■ **Aim of the task**
Reproduce every record below exactly as it appears.

■ **Records shown**
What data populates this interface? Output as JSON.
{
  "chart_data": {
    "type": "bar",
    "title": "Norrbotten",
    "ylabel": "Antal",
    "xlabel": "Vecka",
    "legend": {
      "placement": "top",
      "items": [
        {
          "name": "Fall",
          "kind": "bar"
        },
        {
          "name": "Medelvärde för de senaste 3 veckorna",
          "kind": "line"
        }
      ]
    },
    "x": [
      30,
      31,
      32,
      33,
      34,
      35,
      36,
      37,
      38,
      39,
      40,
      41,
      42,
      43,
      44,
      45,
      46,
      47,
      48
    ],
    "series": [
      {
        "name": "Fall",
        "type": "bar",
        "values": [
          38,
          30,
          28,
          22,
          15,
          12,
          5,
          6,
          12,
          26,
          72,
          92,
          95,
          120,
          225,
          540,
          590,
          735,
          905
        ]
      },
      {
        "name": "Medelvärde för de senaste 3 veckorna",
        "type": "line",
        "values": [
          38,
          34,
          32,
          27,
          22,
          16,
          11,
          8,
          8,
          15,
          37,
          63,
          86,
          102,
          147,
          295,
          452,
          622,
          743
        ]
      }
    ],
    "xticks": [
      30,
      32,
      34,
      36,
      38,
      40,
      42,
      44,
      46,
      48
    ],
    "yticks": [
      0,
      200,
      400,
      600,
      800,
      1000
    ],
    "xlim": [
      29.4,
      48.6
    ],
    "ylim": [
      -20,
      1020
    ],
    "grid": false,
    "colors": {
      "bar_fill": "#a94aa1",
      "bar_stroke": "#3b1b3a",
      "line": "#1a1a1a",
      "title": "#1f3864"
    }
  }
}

■ **Response to the exercise**
What data populates this interface? Output as JSON.
{
  "chart_data": {
    "type": "bar",
    "title": "Norrbotten",
    "ylabel": "Antal",
    "xlabel": "Vecka",
    "legend": {
      "placement": "top",
      "items": [
        {
          "name": "Fall",
          "kind": "bar"
        },
        {
          "name": "Medelvärde för de senaste 3 veckorna",
          "kind": "line"
        }
      ]
    },
    "x": [
      30,
      31,
      32,
      33,
      34,
      35,
      36,
      37,
      38,
      39,
      40,
      41,
      42,
      43,
      44,
      45,
      46,
      47,
      48
    ],
    "series": [
      {
        "name": "Fall",
        "type": "bar",
        "values": [
          38,
          30,
          28,
          22,
          15,
          12,
          5,
          6,
          12,
          26,
          72,
          92,
          95,
          120,
          225,
          540,
          590,
          735,
          905
        ]
      },
      {
        "name": "Medelvärde för de senaste 3 veckorna",
        "type": "line",
        "values": [
          38,
          34,
          32,
          27,
          22,
          16,
          11,
          8,
          8,
          15,
          37,
          63,
          86,
          102,
          147,
          295,
          452,
          622,
          743
        ]
      }
    ],
    "xticks": [
      30,
      32,
      34,
      36,
      38,
      40,
      42,
      44,
      46,
      48
    ],
    "yticks": [
      0,
      200,
      400,
      600,
      800,
      1000
    ],
    "xlim": [
      29.4,
      48.6
    ],
    "ylim": [
      -20,
      1020
    ],
    "grid": false,
    "colors": {
      "bar_fill": "#a94aa1",
      "bar_stroke": "#3b1b3a",
      "line": "#1a1a1a",
      "title": "#1f3864"
    }
  }
}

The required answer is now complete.